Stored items

####

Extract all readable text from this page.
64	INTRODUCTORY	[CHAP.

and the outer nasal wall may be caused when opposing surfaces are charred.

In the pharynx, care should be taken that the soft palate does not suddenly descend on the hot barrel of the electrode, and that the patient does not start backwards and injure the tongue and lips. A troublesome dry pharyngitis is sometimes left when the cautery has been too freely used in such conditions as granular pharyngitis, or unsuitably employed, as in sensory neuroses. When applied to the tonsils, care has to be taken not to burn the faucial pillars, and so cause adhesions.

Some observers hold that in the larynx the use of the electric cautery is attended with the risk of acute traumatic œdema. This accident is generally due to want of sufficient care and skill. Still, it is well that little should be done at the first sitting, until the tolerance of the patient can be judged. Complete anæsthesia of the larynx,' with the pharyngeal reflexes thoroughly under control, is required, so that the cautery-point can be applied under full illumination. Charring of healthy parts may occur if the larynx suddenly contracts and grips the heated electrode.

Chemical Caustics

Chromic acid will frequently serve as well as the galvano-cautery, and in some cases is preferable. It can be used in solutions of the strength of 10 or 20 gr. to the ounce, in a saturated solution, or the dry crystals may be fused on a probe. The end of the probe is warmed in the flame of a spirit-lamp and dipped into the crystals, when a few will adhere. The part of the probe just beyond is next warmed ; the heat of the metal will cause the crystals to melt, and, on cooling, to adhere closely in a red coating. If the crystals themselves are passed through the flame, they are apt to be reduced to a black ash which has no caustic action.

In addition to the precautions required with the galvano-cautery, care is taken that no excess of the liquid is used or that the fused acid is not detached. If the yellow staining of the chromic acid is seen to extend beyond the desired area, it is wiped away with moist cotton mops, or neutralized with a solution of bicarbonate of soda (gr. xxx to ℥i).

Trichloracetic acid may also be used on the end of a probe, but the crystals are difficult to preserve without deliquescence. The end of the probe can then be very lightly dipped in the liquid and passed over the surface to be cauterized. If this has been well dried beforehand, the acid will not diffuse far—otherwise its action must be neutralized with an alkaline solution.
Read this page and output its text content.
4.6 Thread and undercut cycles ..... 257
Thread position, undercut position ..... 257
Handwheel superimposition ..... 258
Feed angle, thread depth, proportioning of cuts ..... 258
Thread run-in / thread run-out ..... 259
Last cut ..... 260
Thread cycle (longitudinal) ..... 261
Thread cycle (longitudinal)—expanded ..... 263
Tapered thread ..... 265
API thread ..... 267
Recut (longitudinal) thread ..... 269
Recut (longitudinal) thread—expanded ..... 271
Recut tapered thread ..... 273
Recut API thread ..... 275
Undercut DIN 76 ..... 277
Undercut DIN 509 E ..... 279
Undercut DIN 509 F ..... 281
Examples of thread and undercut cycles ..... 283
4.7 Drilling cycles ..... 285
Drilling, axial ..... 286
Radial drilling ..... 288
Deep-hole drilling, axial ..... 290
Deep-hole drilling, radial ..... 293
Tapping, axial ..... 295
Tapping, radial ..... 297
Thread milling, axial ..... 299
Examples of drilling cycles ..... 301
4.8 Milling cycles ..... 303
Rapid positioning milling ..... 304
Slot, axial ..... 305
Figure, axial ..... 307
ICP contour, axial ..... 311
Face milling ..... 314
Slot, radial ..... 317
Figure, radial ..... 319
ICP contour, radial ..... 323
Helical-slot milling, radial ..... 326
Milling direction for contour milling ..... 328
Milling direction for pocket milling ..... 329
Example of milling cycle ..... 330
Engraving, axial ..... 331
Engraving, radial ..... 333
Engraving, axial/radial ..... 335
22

####

- WHAT THIS TASK INVOLVES -
Set every line of the listing down word for word.

- FULL OUTPUT -
Extract all readable text from this page.
64	INTRODUCTORY	[CHAP.

and the outer nasal wall may be caused when opposing surfaces are charred.

In the pharynx, care should be taken that the soft palate does not suddenly descend on the hot barrel of the electrode, and that the patient does not start backwards and injure the tongue and lips. A troublesome dry pharyngitis is sometimes left when the cautery has been too freely used in such conditions as granular pharyngitis, or unsuitably employed, as in sensory neuroses. When applied to the tonsils, care has to be taken not to burn the faucial pillars, and so cause adhesions.

Some observers hold that in the larynx the use of the electric cautery is attended with the risk of acute traumatic œdema. This accident is generally due to want of sufficient care and skill. Still, it is well that little should be done at the first sitting, until the tolerance of the patient can be judged. Complete anæsthesia of the larynx,' with the pharyngeal reflexes thoroughly under control, is required, so that the cautery-point can be applied under full illumination. Charring of healthy parts may occur if the larynx suddenly contracts and grips the heated electrode.

Chemical Caustics

Chromic acid will frequently serve as well as the galvano-cautery, and in some cases is preferable. It can be used in solutions of the strength of 10 or 20 gr. to the ounce, in a saturated solution, or the dry crystals may be fused on a probe. The end of the probe is warmed in the flame of a spirit-lamp and dipped into the crystals, when a few will adhere. The part of the probe just beyond is next warmed ; the heat of the metal will cause the crystals to melt, and, on cooling, to adhere closely in a red coating. If the crystals themselves are passed through the flame, they are apt to be reduced to a black ash which has no caustic action.

In addition to the precautions required with the galvano-cautery, care is taken that no excess of the liquid is used or that the fused acid is not detached. If the yellow staining of the chromic acid is seen to extend beyond the desired area, it is wiped away with moist cotton mops, or neutralized with a solution of bicarbonate of soda (gr. xxx to ℥i).

Trichloracetic acid may also be used on the end of a probe, but the crystals are difficult to preserve without deliquescence. The end of the probe can then be very lightly dipped in the liquid and passed over the surface to be cauterized. If this has been well dried beforehand, the acid will not diffuse far—otherwise its action must be neutralized with an alkaline solution.
Read this page and output its text content.
4.6 Thread and undercut cycles ..... 257
Thread position, undercut position ..... 257
Handwheel superimposition ..... 258
Feed angle, thread depth, proportioning of cuts ..... 258
Thread run-in / thread run-out ..... 259
Last cut ..... 260
Thread cycle (longitudinal) ..... 261
Thread cycle (longitudinal)—expanded ..... 263
Tapered thread ..... 265
API thread ..... 267
Recut (longitudinal) thread ..... 269
Recut (longitudinal) thread—expanded ..... 271
Recut tapered thread ..... 273
Recut API thread ..... 275
Undercut DIN 76 ..... 277
Undercut DIN 509 E ..... 279
Undercut DIN 509 F ..... 281
Examples of thread and undercut cycles ..... 283
4.7 Drilling cycles ..... 285
Drilling, axial ..... 286
Radial drilling ..... 288
Deep-hole drilling, axial ..... 290
Deep-hole drilling, radial ..... 293
Tapping, axial ..... 295
Tapping, radial ..... 297
Thread milling, axial ..... 299
Examples of drilling cycles ..... 301
4.8 Milling cycles ..... 303
Rapid positioning milling ..... 304
Slot, axial ..... 305
Figure, axial ..... 307
ICP contour, axial ..... 311
Face milling ..... 314
Slot, radial ..... 317
Figure, radial ..... 319
ICP contour, radial ..... 323
Helical-slot milling, radial ..... 326
Milling direction for contour milling ..... 328
Milling direction for pocket milling ..... 329
Example of milling cycle ..... 330
Engraving, axial ..... 331
Engraving, radial ..... 333
Engraving, axial/radial ..... 335
22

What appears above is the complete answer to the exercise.